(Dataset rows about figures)

========

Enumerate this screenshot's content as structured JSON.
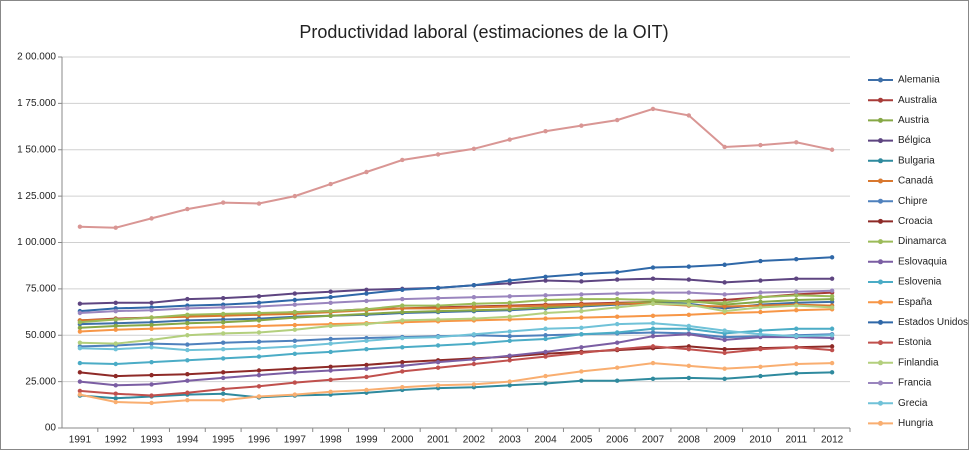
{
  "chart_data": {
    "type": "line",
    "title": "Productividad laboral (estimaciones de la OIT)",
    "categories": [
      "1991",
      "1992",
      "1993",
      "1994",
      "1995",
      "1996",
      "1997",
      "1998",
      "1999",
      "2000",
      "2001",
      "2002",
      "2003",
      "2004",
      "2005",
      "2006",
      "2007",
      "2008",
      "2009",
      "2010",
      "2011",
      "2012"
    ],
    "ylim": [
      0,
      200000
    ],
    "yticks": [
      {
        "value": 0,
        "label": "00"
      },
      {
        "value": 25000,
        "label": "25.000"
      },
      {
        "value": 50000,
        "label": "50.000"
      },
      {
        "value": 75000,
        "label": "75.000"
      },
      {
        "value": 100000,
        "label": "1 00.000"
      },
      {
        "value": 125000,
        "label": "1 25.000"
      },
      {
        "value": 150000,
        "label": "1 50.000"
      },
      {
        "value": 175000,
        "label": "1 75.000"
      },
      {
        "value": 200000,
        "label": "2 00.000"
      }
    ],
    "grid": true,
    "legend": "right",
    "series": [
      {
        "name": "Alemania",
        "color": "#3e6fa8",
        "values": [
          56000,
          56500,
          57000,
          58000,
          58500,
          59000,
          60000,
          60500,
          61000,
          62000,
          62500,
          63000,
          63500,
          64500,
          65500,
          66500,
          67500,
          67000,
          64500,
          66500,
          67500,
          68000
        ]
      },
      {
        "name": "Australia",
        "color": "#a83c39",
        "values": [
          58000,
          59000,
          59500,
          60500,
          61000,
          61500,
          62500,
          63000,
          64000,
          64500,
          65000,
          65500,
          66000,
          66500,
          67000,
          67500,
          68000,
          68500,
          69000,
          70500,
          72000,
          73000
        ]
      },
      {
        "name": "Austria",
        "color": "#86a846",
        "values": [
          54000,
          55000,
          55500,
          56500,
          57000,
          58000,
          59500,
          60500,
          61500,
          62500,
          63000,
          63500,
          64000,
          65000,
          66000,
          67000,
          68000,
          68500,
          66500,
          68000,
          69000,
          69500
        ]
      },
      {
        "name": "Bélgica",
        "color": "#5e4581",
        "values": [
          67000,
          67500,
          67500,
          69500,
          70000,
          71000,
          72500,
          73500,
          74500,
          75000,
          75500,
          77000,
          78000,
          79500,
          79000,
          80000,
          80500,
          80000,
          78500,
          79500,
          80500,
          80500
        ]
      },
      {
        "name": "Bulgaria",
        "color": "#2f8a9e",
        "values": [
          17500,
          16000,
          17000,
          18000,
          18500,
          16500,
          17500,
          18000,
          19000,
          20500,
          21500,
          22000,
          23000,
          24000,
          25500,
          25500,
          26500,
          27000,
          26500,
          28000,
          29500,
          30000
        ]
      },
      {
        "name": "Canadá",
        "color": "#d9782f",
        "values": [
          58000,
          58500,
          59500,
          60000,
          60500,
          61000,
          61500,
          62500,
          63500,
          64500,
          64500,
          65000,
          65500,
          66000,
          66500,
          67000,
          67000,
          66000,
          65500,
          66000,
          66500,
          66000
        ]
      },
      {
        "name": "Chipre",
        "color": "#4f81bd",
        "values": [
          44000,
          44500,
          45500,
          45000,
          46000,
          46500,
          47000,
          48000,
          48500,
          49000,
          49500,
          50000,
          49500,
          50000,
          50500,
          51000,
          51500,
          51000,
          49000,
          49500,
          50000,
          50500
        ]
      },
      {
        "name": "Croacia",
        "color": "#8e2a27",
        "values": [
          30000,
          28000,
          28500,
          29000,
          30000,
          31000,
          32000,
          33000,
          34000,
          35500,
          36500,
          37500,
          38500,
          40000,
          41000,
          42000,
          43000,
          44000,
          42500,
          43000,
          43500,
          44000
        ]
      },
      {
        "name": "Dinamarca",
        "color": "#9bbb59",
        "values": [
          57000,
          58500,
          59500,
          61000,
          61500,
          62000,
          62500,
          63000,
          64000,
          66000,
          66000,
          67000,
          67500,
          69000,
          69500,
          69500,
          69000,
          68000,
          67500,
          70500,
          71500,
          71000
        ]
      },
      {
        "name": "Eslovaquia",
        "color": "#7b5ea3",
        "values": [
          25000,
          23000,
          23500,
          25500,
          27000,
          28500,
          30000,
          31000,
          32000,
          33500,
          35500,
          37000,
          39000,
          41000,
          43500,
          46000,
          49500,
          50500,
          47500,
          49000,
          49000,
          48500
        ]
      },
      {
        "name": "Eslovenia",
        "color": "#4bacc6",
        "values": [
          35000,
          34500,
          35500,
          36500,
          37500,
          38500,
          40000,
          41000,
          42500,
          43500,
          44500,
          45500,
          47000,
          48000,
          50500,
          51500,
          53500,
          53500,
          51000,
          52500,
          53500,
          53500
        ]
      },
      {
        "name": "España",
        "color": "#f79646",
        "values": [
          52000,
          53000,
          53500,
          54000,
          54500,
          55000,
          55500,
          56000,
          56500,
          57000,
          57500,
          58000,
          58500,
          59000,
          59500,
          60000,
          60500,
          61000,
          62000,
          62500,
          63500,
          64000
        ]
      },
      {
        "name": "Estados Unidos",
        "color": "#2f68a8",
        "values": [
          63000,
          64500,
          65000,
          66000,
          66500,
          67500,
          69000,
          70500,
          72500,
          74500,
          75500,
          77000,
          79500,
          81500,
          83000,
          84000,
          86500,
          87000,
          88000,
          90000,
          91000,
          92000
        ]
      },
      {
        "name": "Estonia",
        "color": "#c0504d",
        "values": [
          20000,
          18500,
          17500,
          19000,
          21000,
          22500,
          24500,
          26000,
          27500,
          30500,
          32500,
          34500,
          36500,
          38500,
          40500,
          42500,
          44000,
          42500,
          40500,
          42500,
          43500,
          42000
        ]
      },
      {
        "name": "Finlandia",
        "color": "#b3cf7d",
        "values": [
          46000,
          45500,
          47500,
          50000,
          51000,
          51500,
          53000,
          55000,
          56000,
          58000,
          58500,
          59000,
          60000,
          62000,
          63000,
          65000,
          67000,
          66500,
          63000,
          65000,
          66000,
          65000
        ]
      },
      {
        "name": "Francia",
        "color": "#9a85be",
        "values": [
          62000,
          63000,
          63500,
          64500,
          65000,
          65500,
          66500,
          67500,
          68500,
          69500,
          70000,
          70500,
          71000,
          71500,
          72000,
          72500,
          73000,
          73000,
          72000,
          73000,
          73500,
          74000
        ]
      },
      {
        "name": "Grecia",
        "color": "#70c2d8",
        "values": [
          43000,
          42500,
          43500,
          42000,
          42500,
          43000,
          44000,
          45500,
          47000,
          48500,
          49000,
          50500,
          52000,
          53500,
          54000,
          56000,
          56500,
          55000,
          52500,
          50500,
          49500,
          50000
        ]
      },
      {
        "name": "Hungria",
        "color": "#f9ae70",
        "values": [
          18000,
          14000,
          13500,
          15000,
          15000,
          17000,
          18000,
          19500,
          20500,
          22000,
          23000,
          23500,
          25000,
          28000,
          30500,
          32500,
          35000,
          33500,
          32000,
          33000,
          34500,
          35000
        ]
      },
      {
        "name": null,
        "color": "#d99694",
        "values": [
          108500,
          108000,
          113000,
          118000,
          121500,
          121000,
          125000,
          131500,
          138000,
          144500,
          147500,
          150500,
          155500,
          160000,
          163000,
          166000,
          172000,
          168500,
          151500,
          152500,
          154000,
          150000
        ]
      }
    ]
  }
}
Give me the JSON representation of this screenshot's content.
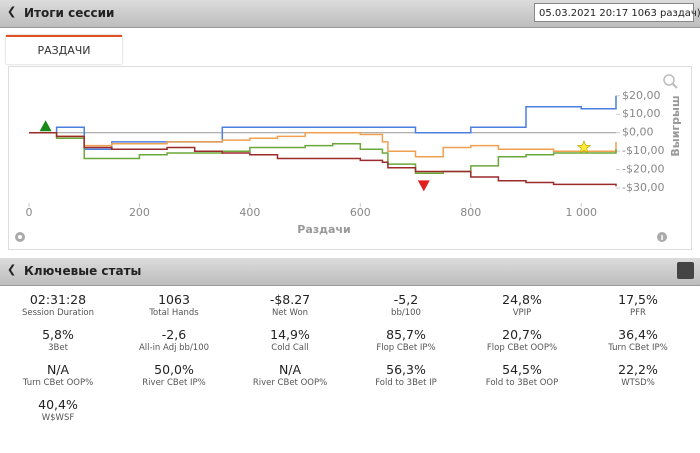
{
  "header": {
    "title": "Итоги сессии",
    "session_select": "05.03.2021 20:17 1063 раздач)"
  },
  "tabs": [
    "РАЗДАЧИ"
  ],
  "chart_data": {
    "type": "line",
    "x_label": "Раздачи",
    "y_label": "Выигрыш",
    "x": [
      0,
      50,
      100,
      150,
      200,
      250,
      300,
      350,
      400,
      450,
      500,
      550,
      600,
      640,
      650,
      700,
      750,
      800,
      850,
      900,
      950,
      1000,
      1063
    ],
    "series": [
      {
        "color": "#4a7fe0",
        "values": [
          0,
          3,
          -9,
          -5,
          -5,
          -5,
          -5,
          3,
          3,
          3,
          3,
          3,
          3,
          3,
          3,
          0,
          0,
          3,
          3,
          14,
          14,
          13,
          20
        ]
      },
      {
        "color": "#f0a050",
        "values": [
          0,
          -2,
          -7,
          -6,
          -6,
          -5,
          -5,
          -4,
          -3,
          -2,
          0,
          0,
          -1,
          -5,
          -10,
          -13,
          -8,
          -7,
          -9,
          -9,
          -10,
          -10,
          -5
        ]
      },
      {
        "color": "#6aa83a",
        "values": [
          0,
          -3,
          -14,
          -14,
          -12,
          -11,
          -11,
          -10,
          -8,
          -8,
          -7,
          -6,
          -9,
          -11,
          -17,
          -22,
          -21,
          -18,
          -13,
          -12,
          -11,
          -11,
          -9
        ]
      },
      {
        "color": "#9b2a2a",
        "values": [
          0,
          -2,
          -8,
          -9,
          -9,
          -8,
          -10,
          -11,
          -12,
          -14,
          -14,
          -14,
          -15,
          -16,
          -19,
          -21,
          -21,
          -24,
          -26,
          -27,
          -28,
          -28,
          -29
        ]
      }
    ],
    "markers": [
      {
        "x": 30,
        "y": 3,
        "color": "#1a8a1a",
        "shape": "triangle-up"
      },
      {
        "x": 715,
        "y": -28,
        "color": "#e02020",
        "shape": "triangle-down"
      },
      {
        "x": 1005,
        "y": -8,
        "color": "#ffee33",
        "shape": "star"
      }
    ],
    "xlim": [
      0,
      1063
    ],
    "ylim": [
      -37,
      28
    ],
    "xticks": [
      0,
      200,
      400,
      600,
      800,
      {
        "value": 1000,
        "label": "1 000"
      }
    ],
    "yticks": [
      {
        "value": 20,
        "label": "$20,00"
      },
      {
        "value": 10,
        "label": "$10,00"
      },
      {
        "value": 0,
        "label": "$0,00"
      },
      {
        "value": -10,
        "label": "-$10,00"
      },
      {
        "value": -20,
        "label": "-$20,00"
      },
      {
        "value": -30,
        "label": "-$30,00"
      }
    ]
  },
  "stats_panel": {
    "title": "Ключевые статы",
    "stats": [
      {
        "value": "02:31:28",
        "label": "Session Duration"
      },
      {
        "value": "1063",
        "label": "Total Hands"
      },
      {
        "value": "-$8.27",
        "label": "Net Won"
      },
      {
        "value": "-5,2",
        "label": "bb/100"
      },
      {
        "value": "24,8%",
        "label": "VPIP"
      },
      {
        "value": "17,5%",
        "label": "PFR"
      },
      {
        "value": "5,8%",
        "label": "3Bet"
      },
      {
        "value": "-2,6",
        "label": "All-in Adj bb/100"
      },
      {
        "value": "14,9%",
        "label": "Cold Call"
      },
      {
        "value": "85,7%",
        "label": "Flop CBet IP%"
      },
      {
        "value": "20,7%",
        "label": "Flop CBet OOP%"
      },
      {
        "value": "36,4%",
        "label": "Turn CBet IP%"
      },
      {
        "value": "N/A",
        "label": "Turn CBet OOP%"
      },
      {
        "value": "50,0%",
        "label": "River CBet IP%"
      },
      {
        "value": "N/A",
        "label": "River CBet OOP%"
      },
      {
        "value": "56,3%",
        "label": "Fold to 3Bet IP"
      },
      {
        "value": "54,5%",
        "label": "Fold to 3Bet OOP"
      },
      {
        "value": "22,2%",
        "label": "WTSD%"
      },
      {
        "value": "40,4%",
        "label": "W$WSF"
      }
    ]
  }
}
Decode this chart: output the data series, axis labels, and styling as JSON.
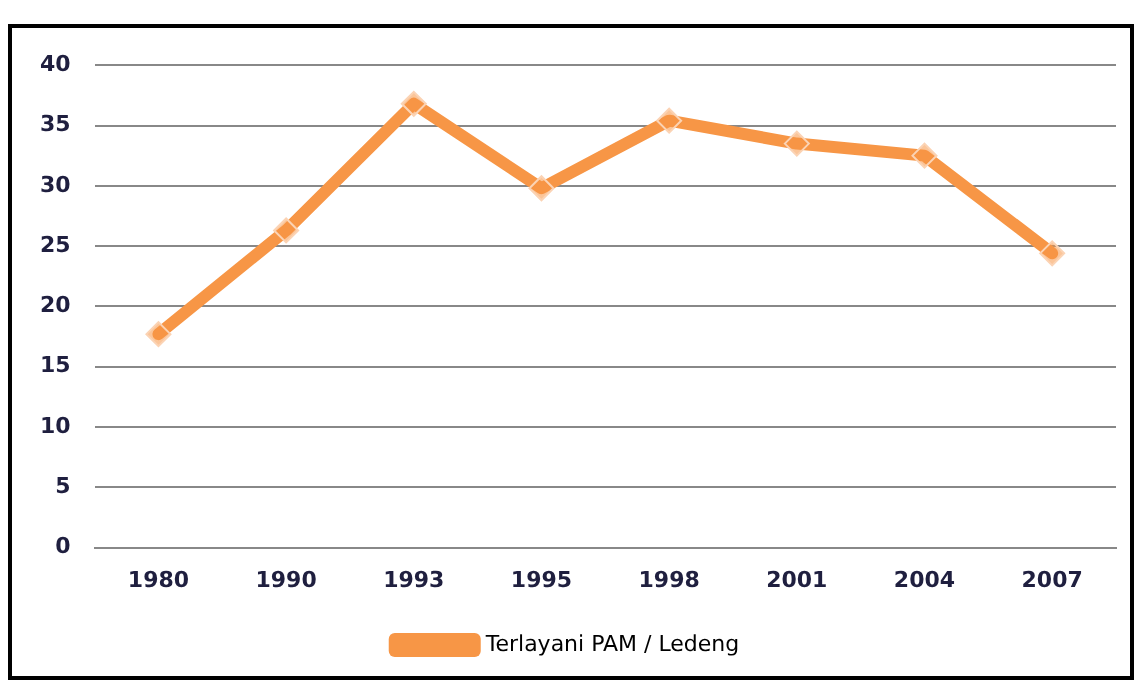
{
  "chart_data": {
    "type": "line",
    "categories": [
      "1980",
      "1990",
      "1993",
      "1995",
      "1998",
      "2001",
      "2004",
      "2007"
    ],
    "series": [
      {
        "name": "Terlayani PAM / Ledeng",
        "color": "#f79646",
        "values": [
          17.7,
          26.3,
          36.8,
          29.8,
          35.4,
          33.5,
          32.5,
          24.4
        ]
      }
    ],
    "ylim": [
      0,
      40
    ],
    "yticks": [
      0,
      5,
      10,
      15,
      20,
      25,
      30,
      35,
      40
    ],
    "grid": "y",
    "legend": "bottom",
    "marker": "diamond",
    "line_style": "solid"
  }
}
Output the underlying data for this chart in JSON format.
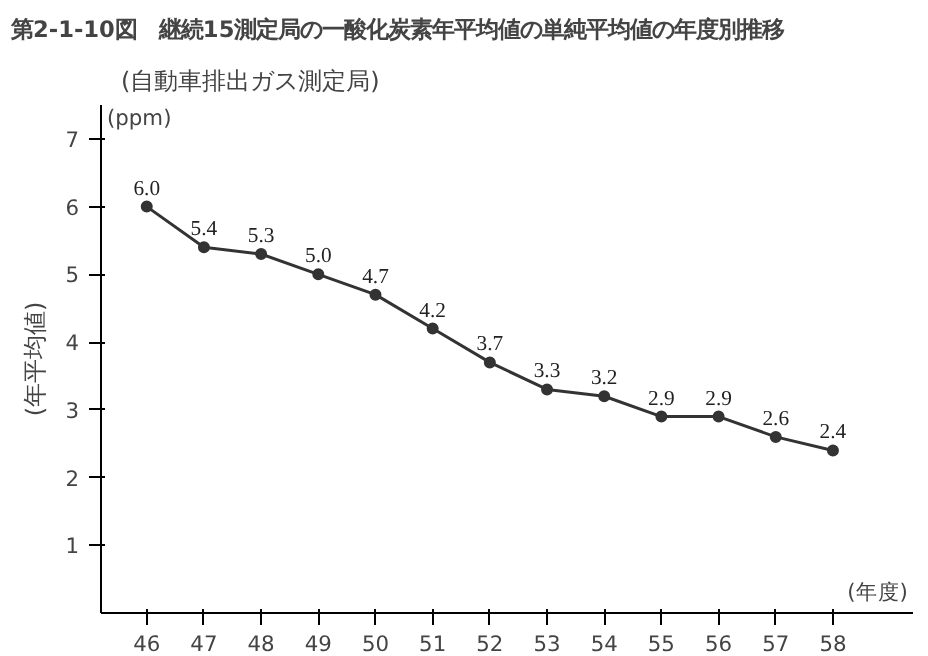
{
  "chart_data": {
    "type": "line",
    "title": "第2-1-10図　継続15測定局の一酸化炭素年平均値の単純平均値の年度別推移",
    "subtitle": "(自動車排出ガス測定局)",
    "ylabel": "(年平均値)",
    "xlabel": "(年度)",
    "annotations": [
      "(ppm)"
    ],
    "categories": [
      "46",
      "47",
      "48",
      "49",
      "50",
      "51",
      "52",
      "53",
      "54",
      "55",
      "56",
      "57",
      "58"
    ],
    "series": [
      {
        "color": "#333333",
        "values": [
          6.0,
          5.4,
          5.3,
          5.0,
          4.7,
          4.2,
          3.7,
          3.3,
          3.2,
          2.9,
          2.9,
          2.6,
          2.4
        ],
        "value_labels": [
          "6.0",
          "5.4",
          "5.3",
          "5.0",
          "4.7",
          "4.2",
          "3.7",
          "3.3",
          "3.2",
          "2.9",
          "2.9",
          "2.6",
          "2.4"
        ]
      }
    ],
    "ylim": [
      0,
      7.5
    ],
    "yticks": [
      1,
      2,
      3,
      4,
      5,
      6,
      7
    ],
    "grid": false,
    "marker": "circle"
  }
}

========

> _WHAT TO DO_
Wherever "screenshot" shows up in a line, copy that line.

> _SOLUTION TO THE EXERCISE_
Enumerate this screenshot's content as structured JSON.
Give me the JSON representation of this screenshot's content.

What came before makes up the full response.